Go through the entries below and pick out every line with "SRMTID".
=-=-=-=-=
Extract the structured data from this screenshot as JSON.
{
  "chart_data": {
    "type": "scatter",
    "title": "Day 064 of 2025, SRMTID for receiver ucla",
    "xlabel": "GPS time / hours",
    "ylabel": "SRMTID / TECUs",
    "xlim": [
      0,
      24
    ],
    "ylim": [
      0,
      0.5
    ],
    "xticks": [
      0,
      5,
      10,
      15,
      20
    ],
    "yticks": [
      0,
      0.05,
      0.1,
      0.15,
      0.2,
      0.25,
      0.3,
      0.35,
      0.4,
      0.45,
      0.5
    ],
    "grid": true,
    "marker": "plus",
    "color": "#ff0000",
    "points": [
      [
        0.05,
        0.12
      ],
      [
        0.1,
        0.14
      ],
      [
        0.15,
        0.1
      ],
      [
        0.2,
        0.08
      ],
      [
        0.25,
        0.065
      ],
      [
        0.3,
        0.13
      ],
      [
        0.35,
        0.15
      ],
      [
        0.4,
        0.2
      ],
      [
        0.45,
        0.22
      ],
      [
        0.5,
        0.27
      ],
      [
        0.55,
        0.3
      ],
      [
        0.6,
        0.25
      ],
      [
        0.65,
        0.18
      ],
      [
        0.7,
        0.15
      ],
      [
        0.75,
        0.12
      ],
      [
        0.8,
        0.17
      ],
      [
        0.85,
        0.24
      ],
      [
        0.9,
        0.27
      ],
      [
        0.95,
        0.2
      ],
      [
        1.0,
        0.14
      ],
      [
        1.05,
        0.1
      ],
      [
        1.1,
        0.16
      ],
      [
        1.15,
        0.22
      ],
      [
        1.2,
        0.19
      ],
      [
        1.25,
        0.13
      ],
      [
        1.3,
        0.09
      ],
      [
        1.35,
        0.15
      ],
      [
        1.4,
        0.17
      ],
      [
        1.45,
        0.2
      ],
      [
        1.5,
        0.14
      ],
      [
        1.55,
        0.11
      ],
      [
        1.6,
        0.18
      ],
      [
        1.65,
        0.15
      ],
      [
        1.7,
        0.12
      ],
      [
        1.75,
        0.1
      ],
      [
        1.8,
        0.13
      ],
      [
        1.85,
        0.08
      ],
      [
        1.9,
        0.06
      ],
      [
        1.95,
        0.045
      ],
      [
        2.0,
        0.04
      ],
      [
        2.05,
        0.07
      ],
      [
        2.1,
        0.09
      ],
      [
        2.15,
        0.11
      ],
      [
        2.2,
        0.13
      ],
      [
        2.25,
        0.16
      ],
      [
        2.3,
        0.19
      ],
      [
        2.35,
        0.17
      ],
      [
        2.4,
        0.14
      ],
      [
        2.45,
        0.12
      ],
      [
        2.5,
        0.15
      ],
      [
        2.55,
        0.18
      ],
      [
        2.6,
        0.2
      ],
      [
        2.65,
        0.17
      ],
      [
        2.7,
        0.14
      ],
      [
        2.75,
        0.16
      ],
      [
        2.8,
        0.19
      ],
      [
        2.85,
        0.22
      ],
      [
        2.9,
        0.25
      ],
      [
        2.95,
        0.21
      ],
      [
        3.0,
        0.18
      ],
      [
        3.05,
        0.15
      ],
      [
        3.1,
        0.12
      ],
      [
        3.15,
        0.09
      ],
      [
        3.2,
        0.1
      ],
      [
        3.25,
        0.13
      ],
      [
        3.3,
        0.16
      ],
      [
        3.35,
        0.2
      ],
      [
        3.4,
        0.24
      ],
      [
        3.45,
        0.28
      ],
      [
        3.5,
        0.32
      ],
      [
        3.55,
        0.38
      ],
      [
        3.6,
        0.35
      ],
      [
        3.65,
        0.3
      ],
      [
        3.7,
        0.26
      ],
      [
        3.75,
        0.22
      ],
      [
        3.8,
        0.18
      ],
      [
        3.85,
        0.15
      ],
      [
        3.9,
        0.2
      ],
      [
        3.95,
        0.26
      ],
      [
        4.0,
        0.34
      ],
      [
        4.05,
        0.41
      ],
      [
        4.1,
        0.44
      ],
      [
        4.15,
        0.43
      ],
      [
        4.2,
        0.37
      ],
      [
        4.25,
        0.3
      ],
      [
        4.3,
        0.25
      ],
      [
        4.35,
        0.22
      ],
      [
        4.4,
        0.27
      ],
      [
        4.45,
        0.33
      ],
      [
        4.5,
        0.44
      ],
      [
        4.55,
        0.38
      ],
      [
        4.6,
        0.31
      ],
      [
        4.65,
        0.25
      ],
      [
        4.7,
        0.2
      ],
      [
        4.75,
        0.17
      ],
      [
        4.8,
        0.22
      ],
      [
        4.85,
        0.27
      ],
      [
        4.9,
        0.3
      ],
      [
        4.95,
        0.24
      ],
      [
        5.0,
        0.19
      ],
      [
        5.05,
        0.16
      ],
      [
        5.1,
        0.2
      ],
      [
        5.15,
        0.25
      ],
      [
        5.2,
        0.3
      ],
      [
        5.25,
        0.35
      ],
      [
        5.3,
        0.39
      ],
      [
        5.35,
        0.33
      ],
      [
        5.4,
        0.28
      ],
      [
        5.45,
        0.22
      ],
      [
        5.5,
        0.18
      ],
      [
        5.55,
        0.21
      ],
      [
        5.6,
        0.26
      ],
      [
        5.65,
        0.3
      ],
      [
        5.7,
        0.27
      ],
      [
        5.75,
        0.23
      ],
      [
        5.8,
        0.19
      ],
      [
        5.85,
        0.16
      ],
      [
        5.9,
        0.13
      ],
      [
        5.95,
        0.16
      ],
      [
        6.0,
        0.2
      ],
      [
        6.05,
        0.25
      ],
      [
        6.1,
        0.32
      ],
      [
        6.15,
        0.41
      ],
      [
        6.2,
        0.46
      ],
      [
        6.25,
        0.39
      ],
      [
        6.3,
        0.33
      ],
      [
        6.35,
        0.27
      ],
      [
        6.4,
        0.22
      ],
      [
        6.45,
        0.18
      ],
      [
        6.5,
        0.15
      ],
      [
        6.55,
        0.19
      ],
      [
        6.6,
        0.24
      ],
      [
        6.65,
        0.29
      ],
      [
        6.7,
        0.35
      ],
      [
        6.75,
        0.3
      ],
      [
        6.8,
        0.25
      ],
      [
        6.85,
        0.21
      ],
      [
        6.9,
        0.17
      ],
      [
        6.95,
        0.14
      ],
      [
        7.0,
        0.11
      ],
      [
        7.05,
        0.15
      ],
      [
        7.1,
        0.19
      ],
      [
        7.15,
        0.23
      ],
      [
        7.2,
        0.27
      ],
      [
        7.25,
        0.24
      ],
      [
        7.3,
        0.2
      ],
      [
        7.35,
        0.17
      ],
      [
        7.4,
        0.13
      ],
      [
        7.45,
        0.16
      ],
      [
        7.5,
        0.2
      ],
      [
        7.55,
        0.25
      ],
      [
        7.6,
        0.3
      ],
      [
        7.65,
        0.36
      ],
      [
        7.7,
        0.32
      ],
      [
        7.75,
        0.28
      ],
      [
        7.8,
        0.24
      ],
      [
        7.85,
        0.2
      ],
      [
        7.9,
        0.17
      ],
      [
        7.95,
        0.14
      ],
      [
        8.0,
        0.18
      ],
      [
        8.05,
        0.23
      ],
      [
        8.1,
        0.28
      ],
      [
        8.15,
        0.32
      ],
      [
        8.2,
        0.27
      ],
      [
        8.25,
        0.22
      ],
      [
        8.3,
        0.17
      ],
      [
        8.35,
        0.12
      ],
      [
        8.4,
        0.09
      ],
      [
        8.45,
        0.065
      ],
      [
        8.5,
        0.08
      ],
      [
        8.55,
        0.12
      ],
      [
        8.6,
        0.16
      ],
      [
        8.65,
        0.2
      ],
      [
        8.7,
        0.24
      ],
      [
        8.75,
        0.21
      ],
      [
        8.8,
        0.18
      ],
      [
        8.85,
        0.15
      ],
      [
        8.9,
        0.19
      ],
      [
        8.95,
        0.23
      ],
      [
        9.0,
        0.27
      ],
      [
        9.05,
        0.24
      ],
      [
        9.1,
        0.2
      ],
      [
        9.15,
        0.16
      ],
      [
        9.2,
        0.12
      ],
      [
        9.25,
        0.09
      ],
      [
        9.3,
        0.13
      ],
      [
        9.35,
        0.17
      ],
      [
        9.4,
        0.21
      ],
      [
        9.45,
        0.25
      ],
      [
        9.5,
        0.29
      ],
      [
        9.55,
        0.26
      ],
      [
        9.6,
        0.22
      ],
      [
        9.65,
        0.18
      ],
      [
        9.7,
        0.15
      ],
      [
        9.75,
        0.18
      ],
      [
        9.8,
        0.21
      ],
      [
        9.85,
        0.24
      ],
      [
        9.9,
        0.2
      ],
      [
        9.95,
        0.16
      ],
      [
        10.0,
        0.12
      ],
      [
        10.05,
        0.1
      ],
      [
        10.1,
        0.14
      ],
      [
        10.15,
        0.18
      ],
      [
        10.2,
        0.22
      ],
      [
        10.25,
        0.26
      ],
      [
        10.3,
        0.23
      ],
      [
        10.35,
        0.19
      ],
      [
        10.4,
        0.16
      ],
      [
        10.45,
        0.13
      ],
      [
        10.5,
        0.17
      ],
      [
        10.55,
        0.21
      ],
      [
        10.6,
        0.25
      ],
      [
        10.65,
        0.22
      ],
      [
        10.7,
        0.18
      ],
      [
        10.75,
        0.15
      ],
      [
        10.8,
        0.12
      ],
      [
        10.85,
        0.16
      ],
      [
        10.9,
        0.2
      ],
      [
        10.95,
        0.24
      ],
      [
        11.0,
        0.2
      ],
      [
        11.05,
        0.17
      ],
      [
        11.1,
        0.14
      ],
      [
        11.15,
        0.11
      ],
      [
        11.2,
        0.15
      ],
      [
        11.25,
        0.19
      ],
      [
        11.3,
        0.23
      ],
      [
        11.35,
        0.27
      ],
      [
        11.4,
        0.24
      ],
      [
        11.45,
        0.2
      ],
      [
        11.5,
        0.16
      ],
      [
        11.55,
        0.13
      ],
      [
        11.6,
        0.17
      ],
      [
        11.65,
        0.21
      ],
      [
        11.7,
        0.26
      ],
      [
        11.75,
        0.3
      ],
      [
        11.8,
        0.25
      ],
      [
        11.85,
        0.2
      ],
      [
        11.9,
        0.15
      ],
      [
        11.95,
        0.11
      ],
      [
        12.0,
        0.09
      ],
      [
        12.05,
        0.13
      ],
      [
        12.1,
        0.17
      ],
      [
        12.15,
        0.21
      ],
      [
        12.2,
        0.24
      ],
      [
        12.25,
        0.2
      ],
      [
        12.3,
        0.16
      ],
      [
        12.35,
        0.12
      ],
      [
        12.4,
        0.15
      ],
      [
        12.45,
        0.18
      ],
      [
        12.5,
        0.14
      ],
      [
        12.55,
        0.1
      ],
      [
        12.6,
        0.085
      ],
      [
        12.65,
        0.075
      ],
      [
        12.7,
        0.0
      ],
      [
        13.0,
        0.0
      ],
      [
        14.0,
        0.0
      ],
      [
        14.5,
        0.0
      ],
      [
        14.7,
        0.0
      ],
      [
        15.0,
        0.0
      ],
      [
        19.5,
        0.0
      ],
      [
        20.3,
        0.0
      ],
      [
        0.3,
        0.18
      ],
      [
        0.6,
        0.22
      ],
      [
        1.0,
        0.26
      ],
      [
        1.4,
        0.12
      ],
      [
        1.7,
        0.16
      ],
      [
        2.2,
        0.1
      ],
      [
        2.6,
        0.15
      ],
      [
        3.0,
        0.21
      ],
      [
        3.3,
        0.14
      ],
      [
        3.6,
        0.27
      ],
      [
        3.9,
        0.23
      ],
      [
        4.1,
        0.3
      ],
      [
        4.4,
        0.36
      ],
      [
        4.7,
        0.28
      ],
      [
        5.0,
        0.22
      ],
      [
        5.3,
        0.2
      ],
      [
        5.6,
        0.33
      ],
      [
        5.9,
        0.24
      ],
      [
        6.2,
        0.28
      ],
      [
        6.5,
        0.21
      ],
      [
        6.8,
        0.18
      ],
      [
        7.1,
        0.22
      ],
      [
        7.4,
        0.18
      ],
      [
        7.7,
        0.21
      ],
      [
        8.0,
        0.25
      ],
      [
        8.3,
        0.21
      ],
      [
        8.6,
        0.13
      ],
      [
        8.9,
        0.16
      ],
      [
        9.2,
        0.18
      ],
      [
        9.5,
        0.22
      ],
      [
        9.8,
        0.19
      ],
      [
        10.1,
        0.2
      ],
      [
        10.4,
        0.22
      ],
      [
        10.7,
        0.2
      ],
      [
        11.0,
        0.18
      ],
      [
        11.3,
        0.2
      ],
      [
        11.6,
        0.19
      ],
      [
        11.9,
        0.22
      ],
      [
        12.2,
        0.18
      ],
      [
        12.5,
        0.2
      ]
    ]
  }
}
=-=-=-=-=
Task output =>
    "title": "Day 064 of 2025, SRMTID for receiver ucla",
    "ylabel": "SRMTID / TECUs",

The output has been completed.